What you should do -
Copy the rows below word for word, starting at the row that contains "angle-label-0: 0 [608,283,615,298]" and ending after the row that contains "series-original-orbit [223,184,479,428]".
-.-.-
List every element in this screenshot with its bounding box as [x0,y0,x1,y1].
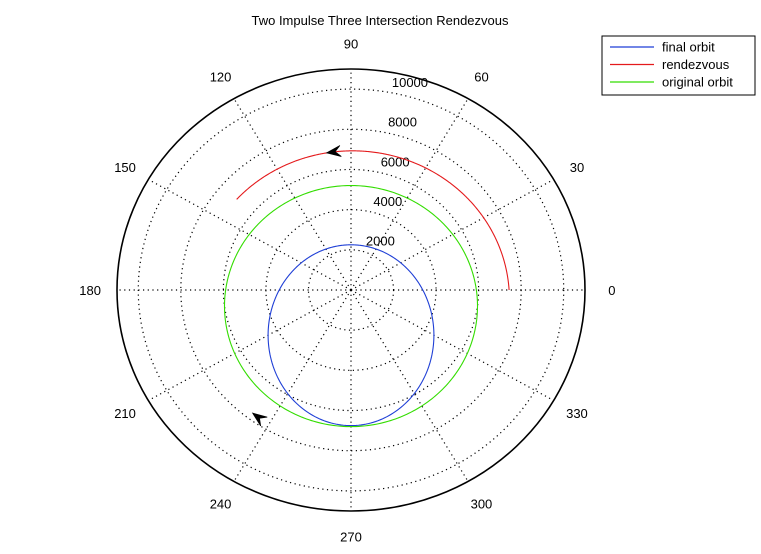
angle-label-0: 0 [608,283,615,298]
radial-label-8000: 8000 [388,115,417,130]
angle-label-120: 120 [210,70,232,85]
grid-ring-10000 [137,88,565,492]
angle-label-150: 150 [114,160,136,175]
angle-label-60: 60 [474,70,488,85]
legend-box [601,35,756,96]
series-layer [223,150,510,428]
grid-spoke-120 [233,98,352,291]
legend-label-original-orbit: original orbit [662,75,733,90]
angle-label-240: 240 [210,496,232,511]
legend-label-rendezvous: rendezvous [662,57,730,72]
arrow-layer [251,145,342,427]
radial-label-10000: 10000 [392,75,428,90]
legend-label-final-orbit: final orbit [662,40,715,55]
chart-title: Two Impulse Three Intersection Rendezvou… [251,13,509,28]
grid-spoke-150 [148,178,352,291]
grid-spoke-210 [148,289,352,402]
grid-spoke-30 [350,178,554,291]
direction-arrow-2 [251,412,268,427]
direction-arrow-1 [325,145,342,157]
grid-spoke-300 [350,289,469,482]
radial-label-4000: 4000 [373,194,402,209]
angle-label-300: 300 [471,496,493,511]
legend: final orbit rendezvous original orbit [601,35,756,96]
outer-boundary [116,68,586,512]
angle-label-270: 270 [340,529,362,544]
grid-spoke-330 [350,289,554,402]
angle-label-180: 180 [79,283,101,298]
angle-label-30: 30 [570,160,584,175]
angle-tick-labels: 0 30 60 90 120 150 180 210 240 270 300 330 [79,37,615,545]
polar-grid [116,68,586,512]
radial-label-2000: 2000 [366,233,395,248]
series-final-orbit [267,244,435,427]
series-original-orbit [223,184,479,428]
angle-label-330: 330 [566,406,588,421]
angle-label-210: 210 [114,406,136,421]
angle-label-90: 90 [344,37,358,52]
series-rendezvous [236,150,510,291]
grid-spoke-240 [233,289,352,482]
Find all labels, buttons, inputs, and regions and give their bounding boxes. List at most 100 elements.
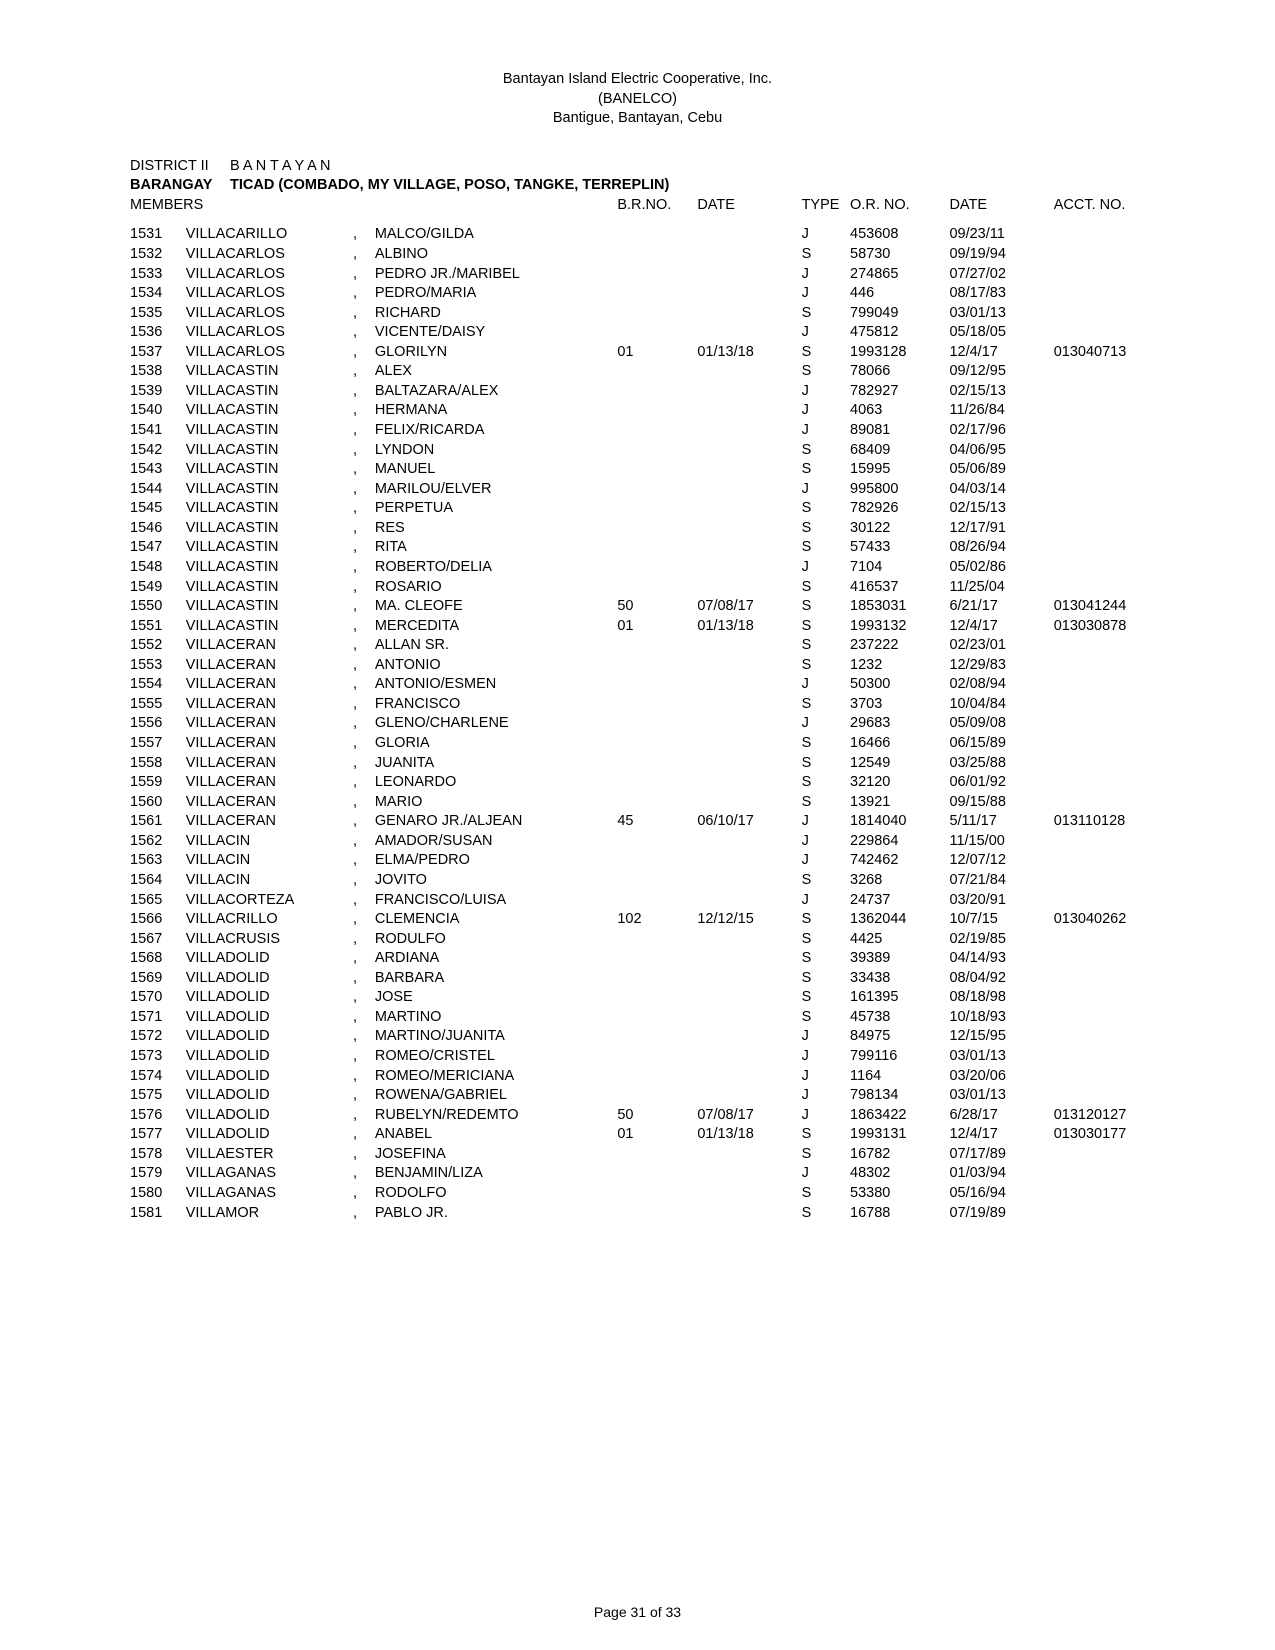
table-row: 1559VILLACERAN,LEONARDOS3212006/01/92 bbox=[130, 773, 1175, 793]
cell-brno bbox=[617, 1164, 697, 1184]
meta-block: DISTRICT II B A N T A Y A N BARANGAY TIC… bbox=[130, 157, 1175, 1223]
cell-date1 bbox=[697, 362, 801, 382]
cell-idx: 1535 bbox=[130, 304, 186, 324]
cell-acct bbox=[1054, 382, 1175, 402]
cell-acct bbox=[1054, 558, 1175, 578]
cell-date1 bbox=[697, 382, 801, 402]
cell-brno bbox=[617, 1086, 697, 1106]
cell-acct: 013041244 bbox=[1054, 597, 1175, 617]
cell-idx: 1546 bbox=[130, 519, 186, 539]
cell-first: ALLAN SR. bbox=[375, 636, 617, 656]
cell-date2: 08/04/92 bbox=[949, 969, 1053, 989]
table-row: 1538VILLACASTIN,ALEXS7806609/12/95 bbox=[130, 362, 1175, 382]
cell-orno: 45738 bbox=[850, 1008, 949, 1028]
cell-brno bbox=[617, 1027, 697, 1047]
cell-comma: , bbox=[353, 578, 375, 598]
cell-last: VILLAGANAS bbox=[186, 1184, 353, 1204]
cell-date2: 06/01/92 bbox=[949, 773, 1053, 793]
cell-orno: 16788 bbox=[850, 1204, 949, 1224]
cell-date1 bbox=[697, 225, 801, 245]
cell-first: GLENO/CHARLENE bbox=[375, 714, 617, 734]
cell-comma: , bbox=[353, 793, 375, 813]
cell-date1 bbox=[697, 793, 801, 813]
table-row: 1565VILLACORTEZA,FRANCISCO/LUISAJ2473703… bbox=[130, 891, 1175, 911]
cell-idx: 1578 bbox=[130, 1145, 186, 1165]
cell-orno: 30122 bbox=[850, 519, 949, 539]
cell-last: VILLACRILLO bbox=[186, 910, 353, 930]
table-row: 1564VILLACIN,JOVITOS326807/21/84 bbox=[130, 871, 1175, 891]
cell-last: VILLACARLOS bbox=[186, 284, 353, 304]
cell-brno bbox=[617, 382, 697, 402]
table-row: 1548VILLACASTIN,ROBERTO/DELIAJ710405/02/… bbox=[130, 558, 1175, 578]
cell-acct: 013120127 bbox=[1054, 1106, 1175, 1126]
cell-first: AMADOR/SUSAN bbox=[375, 832, 617, 852]
cell-date1 bbox=[697, 988, 801, 1008]
cell-date2: 03/25/88 bbox=[949, 754, 1053, 774]
cell-date1 bbox=[697, 1067, 801, 1087]
cell-date2: 07/21/84 bbox=[949, 871, 1053, 891]
cell-type: S bbox=[802, 597, 850, 617]
header-line-3: Bantigue, Bantayan, Cebu bbox=[100, 109, 1175, 129]
cell-idx: 1554 bbox=[130, 675, 186, 695]
cell-orno: 1164 bbox=[850, 1067, 949, 1087]
cell-idx: 1564 bbox=[130, 871, 186, 891]
cell-comma: , bbox=[353, 362, 375, 382]
cell-brno bbox=[617, 969, 697, 989]
cell-last: VILLAESTER bbox=[186, 1145, 353, 1165]
cell-orno: 1993132 bbox=[850, 617, 949, 637]
cell-date1 bbox=[697, 930, 801, 950]
cell-date1 bbox=[697, 558, 801, 578]
cell-date1: 07/08/17 bbox=[697, 597, 801, 617]
cell-brno bbox=[617, 793, 697, 813]
cell-acct bbox=[1054, 441, 1175, 461]
cell-first: LEONARDO bbox=[375, 773, 617, 793]
col-type: TYPE bbox=[802, 196, 850, 226]
table-row: 1579VILLAGANAS,BENJAMIN/LIZAJ4830201/03/… bbox=[130, 1164, 1175, 1184]
cell-orno: 782927 bbox=[850, 382, 949, 402]
cell-brno bbox=[617, 245, 697, 265]
cell-acct bbox=[1054, 1164, 1175, 1184]
cell-orno: 32120 bbox=[850, 773, 949, 793]
cell-brno: 01 bbox=[617, 343, 697, 363]
table-row: 1577VILLADOLID,ANABEL0101/13/18S19931311… bbox=[130, 1125, 1175, 1145]
cell-acct bbox=[1054, 225, 1175, 245]
cell-brno bbox=[617, 832, 697, 852]
cell-date2: 02/15/13 bbox=[949, 382, 1053, 402]
cell-first: JOSE bbox=[375, 988, 617, 1008]
cell-date1 bbox=[697, 480, 801, 500]
cell-type: S bbox=[802, 871, 850, 891]
cell-type: J bbox=[802, 1106, 850, 1126]
cell-date2: 04/06/95 bbox=[949, 441, 1053, 461]
cell-date2: 03/20/91 bbox=[949, 891, 1053, 911]
cell-last: VILLACORTEZA bbox=[186, 891, 353, 911]
cell-acct bbox=[1054, 871, 1175, 891]
cell-comma: , bbox=[353, 1145, 375, 1165]
table-row: 1542VILLACASTIN,LYNDONS6840904/06/95 bbox=[130, 441, 1175, 461]
cell-orno: 16782 bbox=[850, 1145, 949, 1165]
cell-comma: , bbox=[353, 558, 375, 578]
cell-date1 bbox=[697, 714, 801, 734]
cell-date2: 04/03/14 bbox=[949, 480, 1053, 500]
cell-comma: , bbox=[353, 343, 375, 363]
cell-acct: 013030878 bbox=[1054, 617, 1175, 637]
cell-first: MARIO bbox=[375, 793, 617, 813]
cell-date2: 06/15/89 bbox=[949, 734, 1053, 754]
cell-acct bbox=[1054, 891, 1175, 911]
cell-type: J bbox=[802, 832, 850, 852]
cell-type: S bbox=[802, 656, 850, 676]
cell-first: RUBELYN/REDEMTO bbox=[375, 1106, 617, 1126]
cell-type: J bbox=[802, 480, 850, 500]
cell-comma: , bbox=[353, 401, 375, 421]
cell-first: RITA bbox=[375, 538, 617, 558]
cell-orno: 24737 bbox=[850, 891, 949, 911]
cell-brno bbox=[617, 871, 697, 891]
cell-type: S bbox=[802, 245, 850, 265]
cell-last: VILLADOLID bbox=[186, 969, 353, 989]
cell-idx: 1548 bbox=[130, 558, 186, 578]
cell-brno bbox=[617, 578, 697, 598]
cell-date1 bbox=[697, 773, 801, 793]
cell-orno: 782926 bbox=[850, 499, 949, 519]
cell-idx: 1538 bbox=[130, 362, 186, 382]
cell-date1 bbox=[697, 1027, 801, 1047]
cell-last: VILLACASTIN bbox=[186, 421, 353, 441]
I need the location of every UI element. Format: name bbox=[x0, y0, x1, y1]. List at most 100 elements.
-.-.-
Solution for this exercise -
angle-label-0: 0 [608,283,615,298]
radial-label-8000: 8000 [388,115,417,130]
angle-label-120: 120 [210,70,232,85]
grid-ring-10000 [137,88,565,492]
angle-label-150: 150 [114,160,136,175]
angle-label-60: 60 [474,70,488,85]
legend-box [601,35,756,96]
series-layer [223,150,510,428]
grid-spoke-120 [233,98,352,291]
legend-label-original-orbit: original orbit [662,75,733,90]
angle-label-240: 240 [210,496,232,511]
legend-label-rendezvous: rendezvous [662,57,730,72]
arrow-layer [251,145,342,427]
radial-label-10000: 10000 [392,75,428,90]
legend-label-final-orbit: final orbit [662,40,715,55]
chart-title: Two Impulse Three Intersection Rendezvou… [251,13,509,28]
grid-spoke-150 [148,178,352,291]
grid-spoke-210 [148,289,352,402]
grid-spoke-30 [350,178,554,291]
direction-arrow-2 [251,412,268,427]
direction-arrow-1 [325,145,342,157]
grid-spoke-300 [350,289,469,482]
radial-label-4000: 4000 [373,194,402,209]
angle-label-300: 300 [471,496,493,511]
legend: final orbit rendezvous original orbit [601,35,756,96]
outer-boundary [116,68,586,512]
angle-label-270: 270 [340,529,362,544]
grid-spoke-330 [350,289,554,402]
angle-label-180: 180 [79,283,101,298]
angle-label-30: 30 [570,160,584,175]
angle-tick-labels: 0 30 60 90 120 150 180 210 240 270 300 330 [79,37,615,545]
polar-grid [116,68,586,512]
radial-label-2000: 2000 [366,233,395,248]
series-final-orbit [267,244,435,427]
series-original-orbit [223,184,479,428]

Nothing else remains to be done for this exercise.